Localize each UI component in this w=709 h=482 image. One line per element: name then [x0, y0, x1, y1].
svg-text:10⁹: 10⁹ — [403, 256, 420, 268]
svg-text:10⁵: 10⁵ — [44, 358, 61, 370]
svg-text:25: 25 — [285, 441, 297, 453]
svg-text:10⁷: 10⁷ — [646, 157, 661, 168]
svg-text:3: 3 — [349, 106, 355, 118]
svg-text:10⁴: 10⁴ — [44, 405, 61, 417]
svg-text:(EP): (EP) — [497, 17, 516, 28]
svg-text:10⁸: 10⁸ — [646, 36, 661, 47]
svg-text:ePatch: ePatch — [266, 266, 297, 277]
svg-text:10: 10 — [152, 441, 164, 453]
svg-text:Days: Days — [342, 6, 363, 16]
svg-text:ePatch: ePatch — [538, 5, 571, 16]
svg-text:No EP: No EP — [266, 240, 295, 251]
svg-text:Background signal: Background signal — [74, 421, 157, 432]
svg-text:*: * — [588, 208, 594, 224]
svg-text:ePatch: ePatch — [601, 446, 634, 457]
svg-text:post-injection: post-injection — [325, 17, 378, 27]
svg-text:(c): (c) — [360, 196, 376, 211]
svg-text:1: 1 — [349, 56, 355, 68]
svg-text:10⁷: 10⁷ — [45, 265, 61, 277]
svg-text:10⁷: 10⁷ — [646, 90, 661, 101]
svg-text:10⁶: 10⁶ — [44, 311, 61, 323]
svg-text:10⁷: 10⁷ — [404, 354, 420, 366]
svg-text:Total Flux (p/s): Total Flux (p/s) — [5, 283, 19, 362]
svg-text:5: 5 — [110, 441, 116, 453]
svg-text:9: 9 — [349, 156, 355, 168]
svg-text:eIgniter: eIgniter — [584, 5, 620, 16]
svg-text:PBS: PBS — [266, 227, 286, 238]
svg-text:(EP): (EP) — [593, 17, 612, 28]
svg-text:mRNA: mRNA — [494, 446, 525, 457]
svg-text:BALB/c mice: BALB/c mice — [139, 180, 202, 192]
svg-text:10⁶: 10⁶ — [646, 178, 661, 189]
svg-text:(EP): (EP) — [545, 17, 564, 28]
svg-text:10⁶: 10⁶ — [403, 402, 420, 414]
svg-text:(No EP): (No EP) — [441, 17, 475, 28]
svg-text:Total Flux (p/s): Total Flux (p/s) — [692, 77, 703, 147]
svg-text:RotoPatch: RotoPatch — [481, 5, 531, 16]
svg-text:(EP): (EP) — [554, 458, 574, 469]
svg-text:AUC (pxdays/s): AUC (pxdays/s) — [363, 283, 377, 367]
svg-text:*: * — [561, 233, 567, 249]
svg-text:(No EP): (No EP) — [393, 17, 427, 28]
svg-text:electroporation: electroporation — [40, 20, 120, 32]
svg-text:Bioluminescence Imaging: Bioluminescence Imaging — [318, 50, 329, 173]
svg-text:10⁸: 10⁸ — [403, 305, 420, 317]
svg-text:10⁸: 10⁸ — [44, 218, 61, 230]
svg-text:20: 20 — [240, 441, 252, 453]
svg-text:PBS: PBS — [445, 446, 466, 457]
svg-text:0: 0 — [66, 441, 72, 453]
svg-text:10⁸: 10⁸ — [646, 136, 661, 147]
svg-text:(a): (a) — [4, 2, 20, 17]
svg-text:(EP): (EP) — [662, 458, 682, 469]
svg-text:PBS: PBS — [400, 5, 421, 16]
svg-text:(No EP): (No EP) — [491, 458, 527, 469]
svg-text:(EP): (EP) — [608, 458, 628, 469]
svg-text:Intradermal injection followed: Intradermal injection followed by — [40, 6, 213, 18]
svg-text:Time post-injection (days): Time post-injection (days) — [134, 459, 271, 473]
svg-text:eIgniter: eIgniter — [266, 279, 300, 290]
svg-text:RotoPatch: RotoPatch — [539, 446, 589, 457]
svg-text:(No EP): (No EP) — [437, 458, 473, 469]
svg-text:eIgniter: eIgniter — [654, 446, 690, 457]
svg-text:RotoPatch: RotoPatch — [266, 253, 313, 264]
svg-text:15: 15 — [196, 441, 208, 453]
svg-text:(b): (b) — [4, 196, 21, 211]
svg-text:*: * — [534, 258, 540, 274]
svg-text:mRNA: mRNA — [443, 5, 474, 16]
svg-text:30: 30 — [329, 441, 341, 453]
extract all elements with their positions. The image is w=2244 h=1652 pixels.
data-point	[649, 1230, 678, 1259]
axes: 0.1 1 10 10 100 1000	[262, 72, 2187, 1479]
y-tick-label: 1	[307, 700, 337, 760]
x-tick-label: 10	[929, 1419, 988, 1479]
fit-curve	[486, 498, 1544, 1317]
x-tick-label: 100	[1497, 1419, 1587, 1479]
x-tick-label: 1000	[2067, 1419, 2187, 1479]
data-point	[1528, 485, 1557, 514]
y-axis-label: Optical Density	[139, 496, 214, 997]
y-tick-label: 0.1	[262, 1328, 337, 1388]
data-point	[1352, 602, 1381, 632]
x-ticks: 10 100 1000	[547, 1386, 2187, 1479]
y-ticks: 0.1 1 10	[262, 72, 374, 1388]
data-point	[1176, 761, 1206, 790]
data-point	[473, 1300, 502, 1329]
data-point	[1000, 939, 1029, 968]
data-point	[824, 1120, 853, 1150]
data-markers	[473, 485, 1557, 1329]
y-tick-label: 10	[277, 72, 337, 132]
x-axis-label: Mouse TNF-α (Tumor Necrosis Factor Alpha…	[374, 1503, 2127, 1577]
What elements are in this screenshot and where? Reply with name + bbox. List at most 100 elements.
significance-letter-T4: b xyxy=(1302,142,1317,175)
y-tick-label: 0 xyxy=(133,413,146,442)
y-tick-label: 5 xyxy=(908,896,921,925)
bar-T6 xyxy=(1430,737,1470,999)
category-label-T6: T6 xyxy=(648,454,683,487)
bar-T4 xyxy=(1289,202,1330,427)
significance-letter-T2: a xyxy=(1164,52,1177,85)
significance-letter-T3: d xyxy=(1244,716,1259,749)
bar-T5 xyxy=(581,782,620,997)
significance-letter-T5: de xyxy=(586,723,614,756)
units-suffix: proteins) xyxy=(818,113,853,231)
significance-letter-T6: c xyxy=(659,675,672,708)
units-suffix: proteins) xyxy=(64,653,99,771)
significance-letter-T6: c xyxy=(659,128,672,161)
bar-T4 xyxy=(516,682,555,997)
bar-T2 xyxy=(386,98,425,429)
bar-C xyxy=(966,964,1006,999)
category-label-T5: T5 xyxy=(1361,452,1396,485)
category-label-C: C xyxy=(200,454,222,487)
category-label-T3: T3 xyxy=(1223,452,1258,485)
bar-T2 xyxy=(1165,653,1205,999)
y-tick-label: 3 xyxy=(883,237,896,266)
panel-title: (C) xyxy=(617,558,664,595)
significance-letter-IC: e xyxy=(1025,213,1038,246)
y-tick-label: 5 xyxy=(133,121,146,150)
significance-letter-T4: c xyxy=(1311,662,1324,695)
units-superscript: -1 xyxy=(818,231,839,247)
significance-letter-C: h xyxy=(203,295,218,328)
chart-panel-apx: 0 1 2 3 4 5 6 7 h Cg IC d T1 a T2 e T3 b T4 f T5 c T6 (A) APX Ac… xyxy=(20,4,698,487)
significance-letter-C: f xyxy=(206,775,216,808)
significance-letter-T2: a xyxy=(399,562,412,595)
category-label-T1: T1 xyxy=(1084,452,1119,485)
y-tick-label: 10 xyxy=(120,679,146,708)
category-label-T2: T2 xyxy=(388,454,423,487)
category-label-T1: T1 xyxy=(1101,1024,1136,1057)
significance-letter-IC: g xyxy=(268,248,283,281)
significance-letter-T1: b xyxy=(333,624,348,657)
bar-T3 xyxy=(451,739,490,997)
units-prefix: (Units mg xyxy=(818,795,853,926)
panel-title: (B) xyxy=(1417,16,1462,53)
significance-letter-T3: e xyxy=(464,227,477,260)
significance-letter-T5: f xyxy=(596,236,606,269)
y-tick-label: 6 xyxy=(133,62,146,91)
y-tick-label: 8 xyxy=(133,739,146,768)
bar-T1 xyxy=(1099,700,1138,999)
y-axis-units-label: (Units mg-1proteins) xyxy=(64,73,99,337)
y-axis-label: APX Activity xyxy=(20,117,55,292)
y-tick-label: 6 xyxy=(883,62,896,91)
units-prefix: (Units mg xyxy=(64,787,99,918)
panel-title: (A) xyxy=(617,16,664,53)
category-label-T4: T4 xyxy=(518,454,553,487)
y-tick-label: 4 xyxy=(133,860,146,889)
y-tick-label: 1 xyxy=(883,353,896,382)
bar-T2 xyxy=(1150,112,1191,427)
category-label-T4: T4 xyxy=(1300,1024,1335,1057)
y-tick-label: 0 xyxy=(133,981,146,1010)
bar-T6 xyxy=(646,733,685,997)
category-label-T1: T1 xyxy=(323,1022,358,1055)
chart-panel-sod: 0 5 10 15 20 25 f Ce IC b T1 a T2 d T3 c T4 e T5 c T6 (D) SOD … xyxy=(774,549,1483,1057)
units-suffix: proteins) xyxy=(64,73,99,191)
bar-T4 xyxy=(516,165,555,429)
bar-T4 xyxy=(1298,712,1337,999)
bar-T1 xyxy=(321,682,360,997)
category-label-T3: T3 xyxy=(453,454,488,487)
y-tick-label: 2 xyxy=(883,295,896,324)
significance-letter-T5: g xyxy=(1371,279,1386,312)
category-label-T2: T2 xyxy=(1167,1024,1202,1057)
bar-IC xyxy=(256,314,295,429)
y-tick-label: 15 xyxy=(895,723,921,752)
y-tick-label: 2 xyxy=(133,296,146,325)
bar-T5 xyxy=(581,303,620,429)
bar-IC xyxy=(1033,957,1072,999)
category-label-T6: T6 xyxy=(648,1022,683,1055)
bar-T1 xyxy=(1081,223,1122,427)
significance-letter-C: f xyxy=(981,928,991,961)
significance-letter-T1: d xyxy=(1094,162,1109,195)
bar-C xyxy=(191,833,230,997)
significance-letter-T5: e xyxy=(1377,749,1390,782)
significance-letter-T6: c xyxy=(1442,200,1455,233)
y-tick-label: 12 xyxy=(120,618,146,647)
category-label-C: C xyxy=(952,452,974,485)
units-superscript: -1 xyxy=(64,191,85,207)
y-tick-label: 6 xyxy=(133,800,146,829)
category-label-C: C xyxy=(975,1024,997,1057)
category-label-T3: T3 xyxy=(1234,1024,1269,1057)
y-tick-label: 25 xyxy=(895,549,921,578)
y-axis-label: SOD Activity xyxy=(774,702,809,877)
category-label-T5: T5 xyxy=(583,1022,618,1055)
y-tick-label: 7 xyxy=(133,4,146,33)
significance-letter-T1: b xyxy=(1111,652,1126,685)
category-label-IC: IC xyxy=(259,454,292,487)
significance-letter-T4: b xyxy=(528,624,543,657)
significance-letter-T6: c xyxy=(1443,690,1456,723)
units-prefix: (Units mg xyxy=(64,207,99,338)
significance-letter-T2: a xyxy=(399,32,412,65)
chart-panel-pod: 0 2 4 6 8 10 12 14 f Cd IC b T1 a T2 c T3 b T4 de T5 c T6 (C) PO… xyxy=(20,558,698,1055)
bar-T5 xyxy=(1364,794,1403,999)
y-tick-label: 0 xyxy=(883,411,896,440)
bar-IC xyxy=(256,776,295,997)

TASK DIRECTIONS
Copy every line from the records that holds the string "point".

EXERCISE RESULT
data-point	[649, 1230, 678, 1259]
data-point	[1528, 485, 1557, 514]
data-point	[1352, 602, 1381, 632]
data-point	[1176, 761, 1206, 790]
data-point	[473, 1300, 502, 1329]
data-point	[1000, 939, 1029, 968]
data-point	[824, 1120, 853, 1150]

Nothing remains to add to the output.